-- Start of Provided records --

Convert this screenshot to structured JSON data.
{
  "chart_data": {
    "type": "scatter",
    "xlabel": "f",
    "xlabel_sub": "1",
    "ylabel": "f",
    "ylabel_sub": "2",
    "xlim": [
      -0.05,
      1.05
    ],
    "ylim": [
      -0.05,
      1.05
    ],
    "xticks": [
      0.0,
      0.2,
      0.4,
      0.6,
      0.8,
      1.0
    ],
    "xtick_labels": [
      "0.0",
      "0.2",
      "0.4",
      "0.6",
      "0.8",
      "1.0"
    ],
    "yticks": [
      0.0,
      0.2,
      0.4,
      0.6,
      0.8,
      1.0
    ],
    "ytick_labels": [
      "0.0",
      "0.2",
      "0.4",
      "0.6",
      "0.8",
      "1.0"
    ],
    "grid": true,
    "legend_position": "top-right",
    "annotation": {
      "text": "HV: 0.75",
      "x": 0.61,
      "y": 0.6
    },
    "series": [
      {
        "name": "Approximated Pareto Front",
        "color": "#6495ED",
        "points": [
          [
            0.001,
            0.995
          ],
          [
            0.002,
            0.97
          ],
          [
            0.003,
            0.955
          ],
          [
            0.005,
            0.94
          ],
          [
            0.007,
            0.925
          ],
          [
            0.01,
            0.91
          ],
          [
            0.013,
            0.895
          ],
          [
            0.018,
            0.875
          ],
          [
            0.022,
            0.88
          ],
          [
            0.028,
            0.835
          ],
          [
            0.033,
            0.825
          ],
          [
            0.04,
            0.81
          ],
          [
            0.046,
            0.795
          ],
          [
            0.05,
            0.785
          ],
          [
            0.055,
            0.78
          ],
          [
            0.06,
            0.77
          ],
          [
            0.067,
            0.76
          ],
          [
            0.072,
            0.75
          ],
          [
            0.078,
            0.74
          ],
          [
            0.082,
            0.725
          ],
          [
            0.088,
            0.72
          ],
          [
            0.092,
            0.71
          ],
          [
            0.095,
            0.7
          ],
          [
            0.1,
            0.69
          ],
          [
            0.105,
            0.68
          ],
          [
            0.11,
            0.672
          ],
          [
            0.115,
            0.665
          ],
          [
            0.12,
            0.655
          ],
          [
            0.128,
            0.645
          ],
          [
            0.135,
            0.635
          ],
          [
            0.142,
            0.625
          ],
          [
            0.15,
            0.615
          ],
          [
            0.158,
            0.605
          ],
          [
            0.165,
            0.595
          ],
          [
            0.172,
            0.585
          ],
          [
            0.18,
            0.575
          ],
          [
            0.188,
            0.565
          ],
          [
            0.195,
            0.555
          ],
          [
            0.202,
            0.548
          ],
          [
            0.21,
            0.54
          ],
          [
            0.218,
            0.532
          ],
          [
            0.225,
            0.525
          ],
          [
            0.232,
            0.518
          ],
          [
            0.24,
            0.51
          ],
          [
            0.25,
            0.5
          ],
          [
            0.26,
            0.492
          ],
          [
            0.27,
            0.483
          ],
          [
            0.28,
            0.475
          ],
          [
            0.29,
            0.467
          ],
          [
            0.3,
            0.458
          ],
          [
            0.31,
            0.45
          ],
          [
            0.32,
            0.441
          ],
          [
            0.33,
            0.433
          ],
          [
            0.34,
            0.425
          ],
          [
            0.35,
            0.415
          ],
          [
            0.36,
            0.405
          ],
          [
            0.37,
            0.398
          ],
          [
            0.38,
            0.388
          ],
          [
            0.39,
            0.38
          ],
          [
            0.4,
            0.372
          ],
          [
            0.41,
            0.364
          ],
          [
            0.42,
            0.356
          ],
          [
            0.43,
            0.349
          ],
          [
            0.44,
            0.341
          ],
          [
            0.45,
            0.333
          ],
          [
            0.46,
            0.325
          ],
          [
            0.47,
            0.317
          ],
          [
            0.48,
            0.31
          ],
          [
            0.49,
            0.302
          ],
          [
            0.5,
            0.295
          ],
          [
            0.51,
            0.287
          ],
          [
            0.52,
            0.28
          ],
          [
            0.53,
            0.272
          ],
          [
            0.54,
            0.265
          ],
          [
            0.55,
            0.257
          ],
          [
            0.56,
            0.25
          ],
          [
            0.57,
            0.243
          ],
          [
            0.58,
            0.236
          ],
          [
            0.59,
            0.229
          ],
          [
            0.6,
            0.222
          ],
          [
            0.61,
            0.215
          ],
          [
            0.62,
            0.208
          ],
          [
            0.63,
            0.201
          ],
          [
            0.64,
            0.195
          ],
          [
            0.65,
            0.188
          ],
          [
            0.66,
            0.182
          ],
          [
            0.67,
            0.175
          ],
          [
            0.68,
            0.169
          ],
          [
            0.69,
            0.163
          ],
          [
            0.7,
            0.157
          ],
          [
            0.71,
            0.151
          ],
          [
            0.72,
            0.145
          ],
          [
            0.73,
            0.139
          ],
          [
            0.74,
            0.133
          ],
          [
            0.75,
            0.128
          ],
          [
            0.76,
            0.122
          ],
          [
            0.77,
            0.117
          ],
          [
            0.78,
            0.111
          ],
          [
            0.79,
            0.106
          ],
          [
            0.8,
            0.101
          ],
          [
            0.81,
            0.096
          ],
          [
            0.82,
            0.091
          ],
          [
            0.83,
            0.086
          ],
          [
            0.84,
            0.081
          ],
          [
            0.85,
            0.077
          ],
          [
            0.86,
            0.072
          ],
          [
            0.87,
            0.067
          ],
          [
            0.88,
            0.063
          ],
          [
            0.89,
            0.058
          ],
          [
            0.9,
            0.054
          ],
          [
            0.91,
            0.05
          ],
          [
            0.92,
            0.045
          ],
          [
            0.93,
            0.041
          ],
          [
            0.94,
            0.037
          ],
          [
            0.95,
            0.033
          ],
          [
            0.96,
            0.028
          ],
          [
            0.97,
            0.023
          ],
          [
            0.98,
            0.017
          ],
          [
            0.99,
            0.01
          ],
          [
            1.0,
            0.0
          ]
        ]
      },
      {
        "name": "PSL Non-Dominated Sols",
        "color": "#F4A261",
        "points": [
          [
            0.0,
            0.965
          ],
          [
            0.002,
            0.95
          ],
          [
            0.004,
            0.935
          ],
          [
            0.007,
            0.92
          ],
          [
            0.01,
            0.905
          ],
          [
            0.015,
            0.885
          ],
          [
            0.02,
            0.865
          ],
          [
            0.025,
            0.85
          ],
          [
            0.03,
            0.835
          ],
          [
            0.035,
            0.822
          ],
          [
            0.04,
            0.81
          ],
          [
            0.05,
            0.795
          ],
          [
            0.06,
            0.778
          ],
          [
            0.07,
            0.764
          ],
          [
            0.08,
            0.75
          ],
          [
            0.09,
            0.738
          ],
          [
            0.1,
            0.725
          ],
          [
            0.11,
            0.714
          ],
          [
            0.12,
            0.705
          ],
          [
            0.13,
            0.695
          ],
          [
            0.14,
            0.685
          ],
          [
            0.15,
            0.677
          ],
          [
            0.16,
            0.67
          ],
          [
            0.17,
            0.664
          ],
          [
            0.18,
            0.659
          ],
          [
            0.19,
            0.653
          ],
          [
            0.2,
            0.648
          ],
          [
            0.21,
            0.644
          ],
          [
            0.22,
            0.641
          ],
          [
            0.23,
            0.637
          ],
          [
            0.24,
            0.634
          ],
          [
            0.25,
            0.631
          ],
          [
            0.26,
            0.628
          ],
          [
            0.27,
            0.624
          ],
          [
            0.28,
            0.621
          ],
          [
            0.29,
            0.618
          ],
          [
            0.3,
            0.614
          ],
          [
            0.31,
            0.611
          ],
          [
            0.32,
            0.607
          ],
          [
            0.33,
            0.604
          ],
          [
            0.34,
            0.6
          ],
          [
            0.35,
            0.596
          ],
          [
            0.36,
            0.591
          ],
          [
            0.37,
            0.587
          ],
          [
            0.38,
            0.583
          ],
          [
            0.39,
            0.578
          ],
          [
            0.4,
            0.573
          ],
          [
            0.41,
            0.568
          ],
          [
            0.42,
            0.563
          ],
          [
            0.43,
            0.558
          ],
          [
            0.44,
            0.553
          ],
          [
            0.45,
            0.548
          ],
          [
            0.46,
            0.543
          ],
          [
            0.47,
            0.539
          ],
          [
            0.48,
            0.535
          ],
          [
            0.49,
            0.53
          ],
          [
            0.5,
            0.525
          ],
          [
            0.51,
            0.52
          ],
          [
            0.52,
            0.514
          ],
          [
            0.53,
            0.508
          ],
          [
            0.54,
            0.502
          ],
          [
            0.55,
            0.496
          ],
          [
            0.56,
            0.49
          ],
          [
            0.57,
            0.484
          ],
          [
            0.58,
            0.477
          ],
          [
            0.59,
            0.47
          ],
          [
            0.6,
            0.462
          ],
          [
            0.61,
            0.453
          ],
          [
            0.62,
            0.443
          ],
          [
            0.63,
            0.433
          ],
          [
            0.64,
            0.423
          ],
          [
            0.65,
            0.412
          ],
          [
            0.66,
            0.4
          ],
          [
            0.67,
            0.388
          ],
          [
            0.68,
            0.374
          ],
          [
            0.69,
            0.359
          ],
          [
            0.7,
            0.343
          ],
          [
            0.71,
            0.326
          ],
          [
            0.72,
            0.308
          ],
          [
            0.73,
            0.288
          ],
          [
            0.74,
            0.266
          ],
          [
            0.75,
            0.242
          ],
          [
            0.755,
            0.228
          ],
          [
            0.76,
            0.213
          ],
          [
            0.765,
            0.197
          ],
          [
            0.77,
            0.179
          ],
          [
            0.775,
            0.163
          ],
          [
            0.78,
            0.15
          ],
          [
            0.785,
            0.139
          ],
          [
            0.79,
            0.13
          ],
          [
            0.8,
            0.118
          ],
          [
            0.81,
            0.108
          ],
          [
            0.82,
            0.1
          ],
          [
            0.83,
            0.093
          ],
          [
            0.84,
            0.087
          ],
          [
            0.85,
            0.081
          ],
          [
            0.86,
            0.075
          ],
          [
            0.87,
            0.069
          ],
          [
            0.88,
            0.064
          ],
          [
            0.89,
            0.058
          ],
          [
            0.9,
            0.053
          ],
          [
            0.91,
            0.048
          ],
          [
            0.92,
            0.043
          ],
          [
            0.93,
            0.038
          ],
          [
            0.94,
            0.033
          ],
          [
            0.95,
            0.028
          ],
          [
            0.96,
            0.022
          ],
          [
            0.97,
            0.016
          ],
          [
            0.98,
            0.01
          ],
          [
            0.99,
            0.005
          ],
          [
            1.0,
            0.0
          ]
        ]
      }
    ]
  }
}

-- End of Provided records --

> Work to do: Return all lines containing "name".

> Exercise response:
        "name": "Approximated Pareto Front",
        "name": "PSL Non-Dominated Sols",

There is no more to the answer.